━━━━━ Stored records
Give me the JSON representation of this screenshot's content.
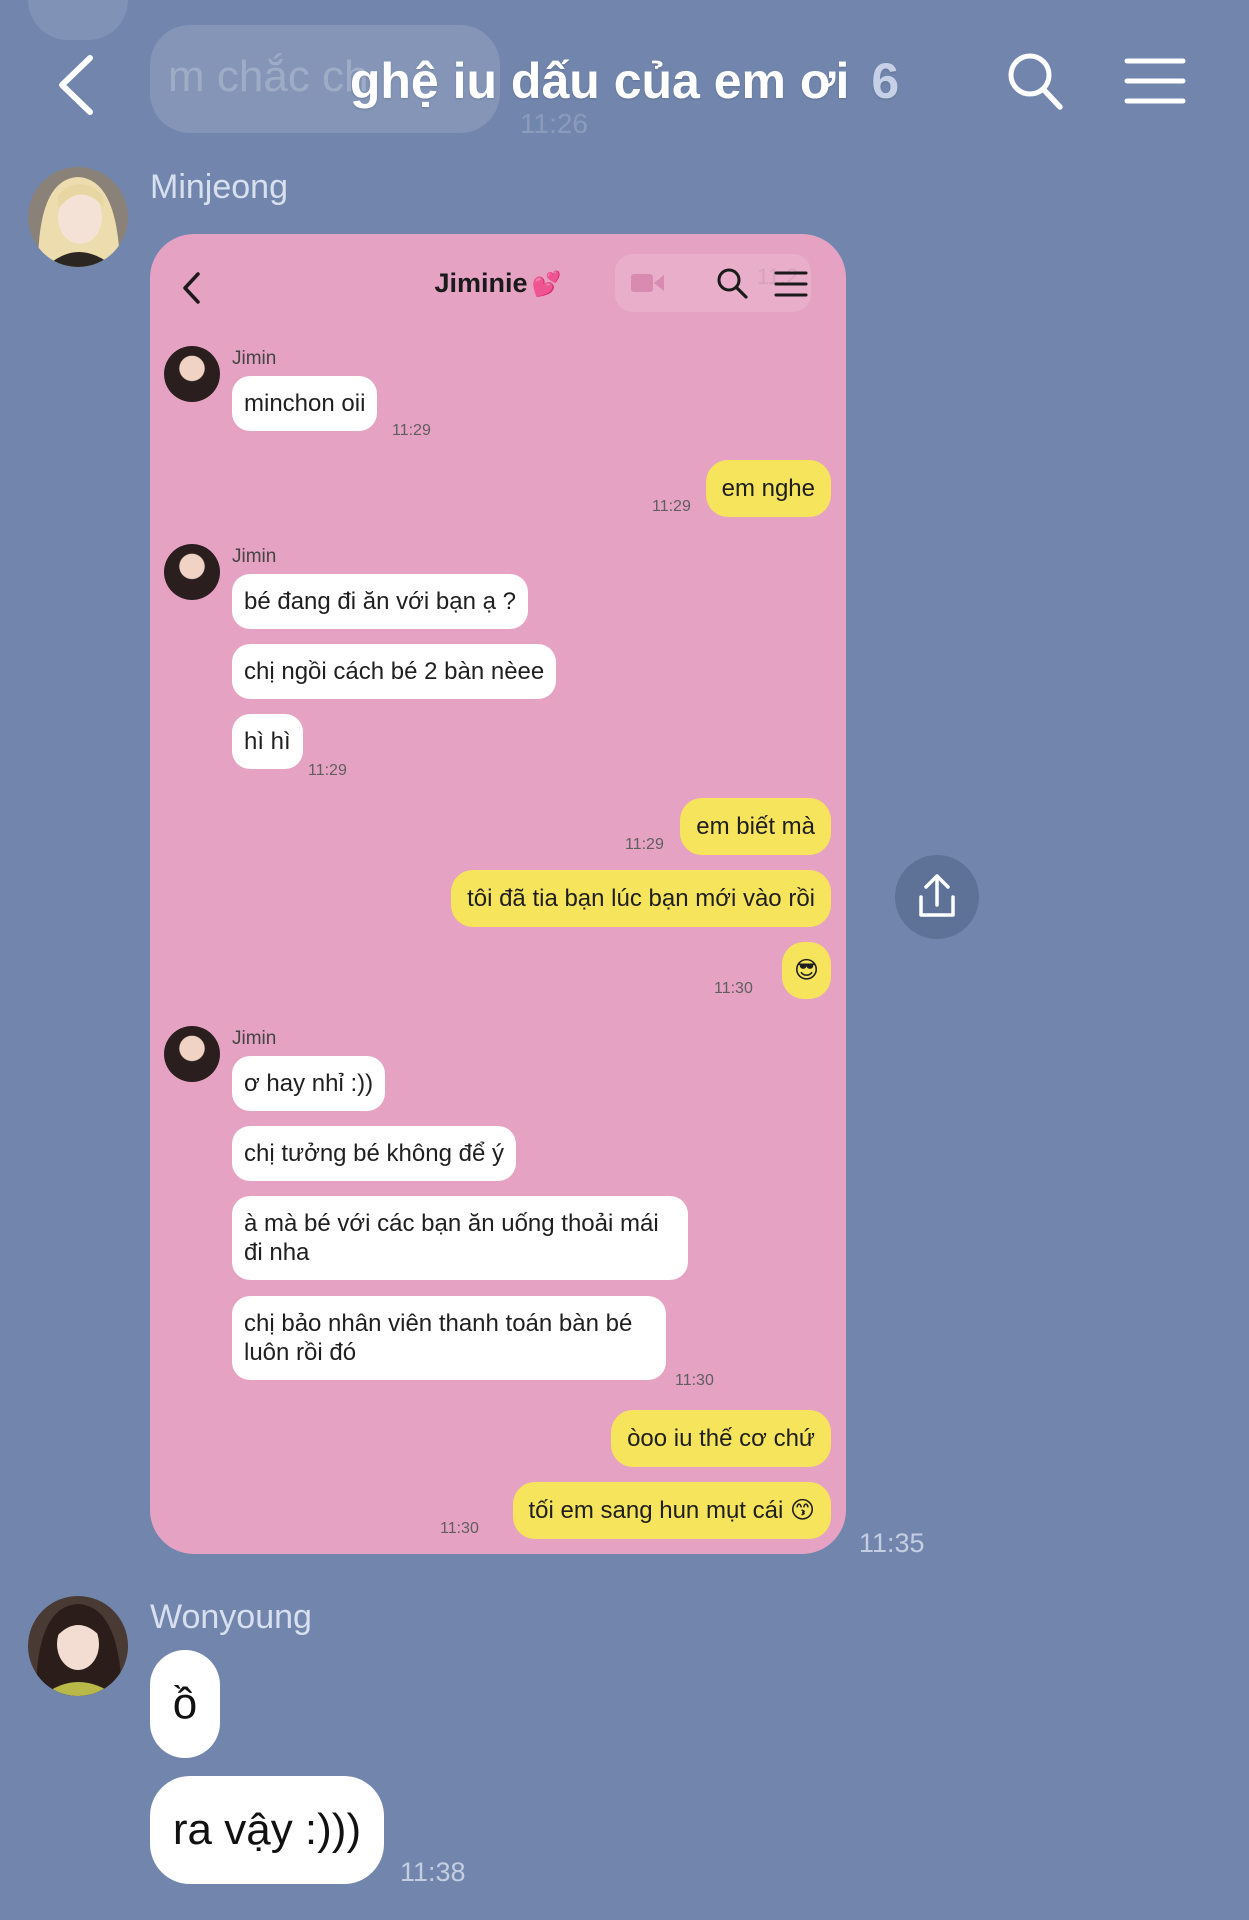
{
  "header": {
    "behind_text": "m chắc ch",
    "behind_time": "11:26",
    "title": "ghệ iu dấu của em ơi",
    "member_count": "6"
  },
  "messages": [
    {
      "sender": "Minjeong",
      "time": "11:35",
      "screenshot": {
        "title": "Jiminie",
        "title_emoji": "💕",
        "hidden_time": "11:2",
        "items": [
          {
            "sender": "Jimin",
            "text": "minchon oii",
            "time": "11:29"
          },
          {
            "text": "em nghe",
            "time": "11:29"
          },
          {
            "sender": "Jimin",
            "text": "bé đang đi ăn với bạn ạ ?"
          },
          {
            "text": "chị ngồi cách bé 2 bàn nèee"
          },
          {
            "text": "hì hì",
            "time": "11:29"
          },
          {
            "text": "em biết mà",
            "time": "11:29"
          },
          {
            "text": "tôi đã tia bạn lúc bạn mới vào rồi"
          },
          {
            "text": "😎",
            "time": "11:30"
          },
          {
            "sender": "Jimin",
            "text": "ơ hay nhỉ :))"
          },
          {
            "text": "chị tưởng bé không để ý"
          },
          {
            "text": "à mà bé với các bạn ăn uống thoải mái đi nha"
          },
          {
            "text": "chị bảo nhân viên thanh toán bàn bé luôn rồi đó",
            "time": "11:30"
          },
          {
            "text": "òoo iu thế cơ chứ"
          },
          {
            "text": "tối em sang hun mụt cái 😙",
            "time": "11:30"
          }
        ]
      }
    },
    {
      "sender": "Wonyoung",
      "lines": [
        "ồ",
        "ra vậy :)))"
      ],
      "time": "11:38"
    }
  ],
  "icons": {
    "back": "chevron-left-icon",
    "search": "search-icon",
    "menu": "hamburger-menu-icon",
    "share": "share-icon",
    "video": "video-icon"
  },
  "colors": {
    "background": "#7286ad",
    "screenshot_bg": "#e6a2c2",
    "my_bubble": "#f5e45c",
    "their_bubble": "#ffffff"
  }
}
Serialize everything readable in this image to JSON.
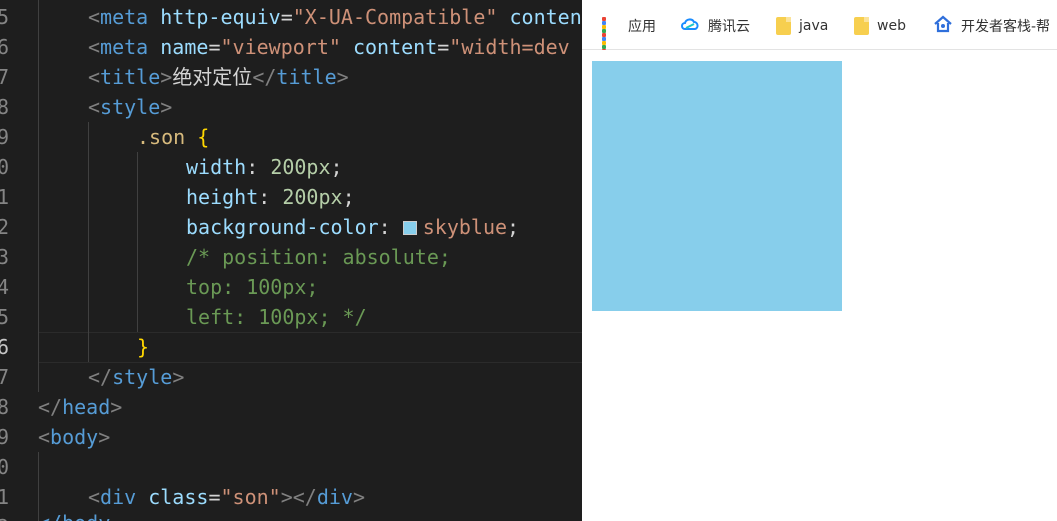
{
  "editor": {
    "line_numbers": [
      "5",
      "6",
      "7",
      "8",
      "9",
      "0",
      "1",
      "2",
      "3",
      "4",
      "5",
      "6",
      "7",
      "8",
      "9",
      "0",
      "1",
      "2"
    ],
    "lines": {
      "meta_compat": [
        "<",
        "meta",
        " ",
        "http-equiv",
        "=",
        "\"X-UA-Compatible\"",
        " ",
        "content"
      ],
      "meta_viewport": [
        "<",
        "meta",
        " ",
        "name",
        "=",
        "\"viewport\"",
        " ",
        "content",
        "=",
        "\"width=dev"
      ],
      "title": [
        "<",
        "title",
        ">",
        "绝对定位",
        "</",
        "title",
        ">"
      ],
      "style_open": [
        "<",
        "style",
        ">"
      ],
      "selector": [
        ".son",
        " ",
        "{"
      ],
      "width": [
        "width",
        ": ",
        "200px",
        ";"
      ],
      "height": [
        "height",
        ": ",
        "200px",
        ";"
      ],
      "bg": [
        "background-color",
        ": ",
        "skyblue",
        ";"
      ],
      "c_position": "/* position: absolute;",
      "c_top": "top: 100px;",
      "c_left": "left: 100px; */",
      "close_brace": "}",
      "style_close": [
        "</",
        "style",
        ">"
      ],
      "head_close": [
        "</",
        "head",
        ">"
      ],
      "body_open": [
        "<",
        "body",
        ">"
      ],
      "div": [
        "<",
        "div",
        " ",
        "class",
        "=",
        "\"son\"",
        "></",
        "div",
        ">"
      ],
      "body_close_partial": "</body"
    }
  },
  "browser": {
    "bookmarks": [
      {
        "label": "应用",
        "icon": "apps-grid-icon"
      },
      {
        "label": "腾讯云",
        "icon": "tencent-cloud-icon"
      },
      {
        "label": "java",
        "icon": "folder-icon"
      },
      {
        "label": "web",
        "icon": "folder-icon"
      },
      {
        "label": "开发者客栈-帮",
        "icon": "home-icon"
      }
    ],
    "son_color": "#87ceeb"
  },
  "colors": {
    "editor_bg": "#1e1e1e",
    "tag": "#569cd6",
    "attribute": "#9cdcfe",
    "string": "#ce9178",
    "selector": "#d7ba7d",
    "brace": "#ffd700",
    "number": "#b5cea8",
    "comment": "#6a9955",
    "swatch": "#87ceeb"
  }
}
━━━━━━━━━━
■ Task objective
Identify the lines that hold the word "left". Copy every one of them.

■ Expected answer
    "back": "chevron-left-icon",
      "c_left": "left: 100px; */",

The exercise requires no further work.